Stored records:
☆ ☆ ☆ ☆ ☆

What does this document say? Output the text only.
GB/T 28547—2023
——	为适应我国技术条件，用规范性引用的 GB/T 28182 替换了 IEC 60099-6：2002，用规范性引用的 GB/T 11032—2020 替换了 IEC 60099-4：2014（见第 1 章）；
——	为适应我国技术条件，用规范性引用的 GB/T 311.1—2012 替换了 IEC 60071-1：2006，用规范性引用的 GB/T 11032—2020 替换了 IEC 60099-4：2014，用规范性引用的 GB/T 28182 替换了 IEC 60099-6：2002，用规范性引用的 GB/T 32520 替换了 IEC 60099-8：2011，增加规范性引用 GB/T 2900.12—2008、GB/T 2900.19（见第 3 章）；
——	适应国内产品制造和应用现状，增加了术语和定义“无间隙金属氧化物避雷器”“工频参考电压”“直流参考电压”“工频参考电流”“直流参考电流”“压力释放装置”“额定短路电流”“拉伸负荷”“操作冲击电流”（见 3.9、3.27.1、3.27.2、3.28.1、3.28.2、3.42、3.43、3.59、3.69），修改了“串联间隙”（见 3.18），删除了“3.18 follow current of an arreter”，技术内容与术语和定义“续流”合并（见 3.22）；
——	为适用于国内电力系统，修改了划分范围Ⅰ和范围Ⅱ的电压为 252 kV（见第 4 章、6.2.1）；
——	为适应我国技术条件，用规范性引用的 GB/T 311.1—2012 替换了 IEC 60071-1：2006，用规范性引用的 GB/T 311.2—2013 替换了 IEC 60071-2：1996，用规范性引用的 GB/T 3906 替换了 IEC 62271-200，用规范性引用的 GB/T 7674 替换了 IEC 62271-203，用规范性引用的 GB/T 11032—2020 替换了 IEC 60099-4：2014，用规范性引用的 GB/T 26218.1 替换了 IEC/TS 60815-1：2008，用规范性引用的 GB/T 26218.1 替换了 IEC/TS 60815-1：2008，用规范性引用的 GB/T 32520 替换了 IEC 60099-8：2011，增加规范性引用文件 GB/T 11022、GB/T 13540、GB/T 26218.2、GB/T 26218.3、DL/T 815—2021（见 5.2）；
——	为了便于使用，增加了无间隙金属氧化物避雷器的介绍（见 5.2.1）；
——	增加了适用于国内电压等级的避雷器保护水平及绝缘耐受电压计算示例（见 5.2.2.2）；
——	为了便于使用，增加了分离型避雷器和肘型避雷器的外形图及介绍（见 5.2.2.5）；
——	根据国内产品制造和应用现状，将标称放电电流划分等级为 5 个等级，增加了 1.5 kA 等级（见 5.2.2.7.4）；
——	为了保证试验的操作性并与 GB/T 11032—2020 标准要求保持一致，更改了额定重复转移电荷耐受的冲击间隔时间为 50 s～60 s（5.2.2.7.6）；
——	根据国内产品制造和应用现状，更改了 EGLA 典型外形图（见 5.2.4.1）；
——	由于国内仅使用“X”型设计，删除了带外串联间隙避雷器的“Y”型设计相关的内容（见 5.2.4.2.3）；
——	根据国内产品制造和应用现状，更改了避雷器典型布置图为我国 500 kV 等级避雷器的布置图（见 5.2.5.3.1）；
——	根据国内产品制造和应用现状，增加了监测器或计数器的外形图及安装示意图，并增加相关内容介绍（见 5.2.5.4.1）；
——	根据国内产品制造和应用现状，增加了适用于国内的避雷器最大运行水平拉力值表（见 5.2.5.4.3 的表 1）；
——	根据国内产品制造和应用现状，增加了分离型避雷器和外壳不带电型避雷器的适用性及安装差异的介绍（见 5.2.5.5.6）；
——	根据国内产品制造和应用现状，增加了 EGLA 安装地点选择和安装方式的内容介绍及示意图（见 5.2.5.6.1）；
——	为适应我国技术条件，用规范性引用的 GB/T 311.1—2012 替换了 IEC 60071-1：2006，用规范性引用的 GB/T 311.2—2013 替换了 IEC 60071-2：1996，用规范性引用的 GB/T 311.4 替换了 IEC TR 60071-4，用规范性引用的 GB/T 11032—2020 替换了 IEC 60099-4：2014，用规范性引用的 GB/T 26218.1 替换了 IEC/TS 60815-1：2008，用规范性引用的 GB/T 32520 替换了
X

☆ ☆ ☆ ☆ ☆

#### [Objective]
Working from the entries above, return all lines that contain "EGLA".

#### [Response to this task]
——	根据国内产品制造和应用现状，更改了 EGLA 典型外形图（见 5.2.4.1）；
——	根据国内产品制造和应用现状，增加了 EGLA 安装地点选择和安装方式的内容介绍及示意图（见 5.2.5.6.1）；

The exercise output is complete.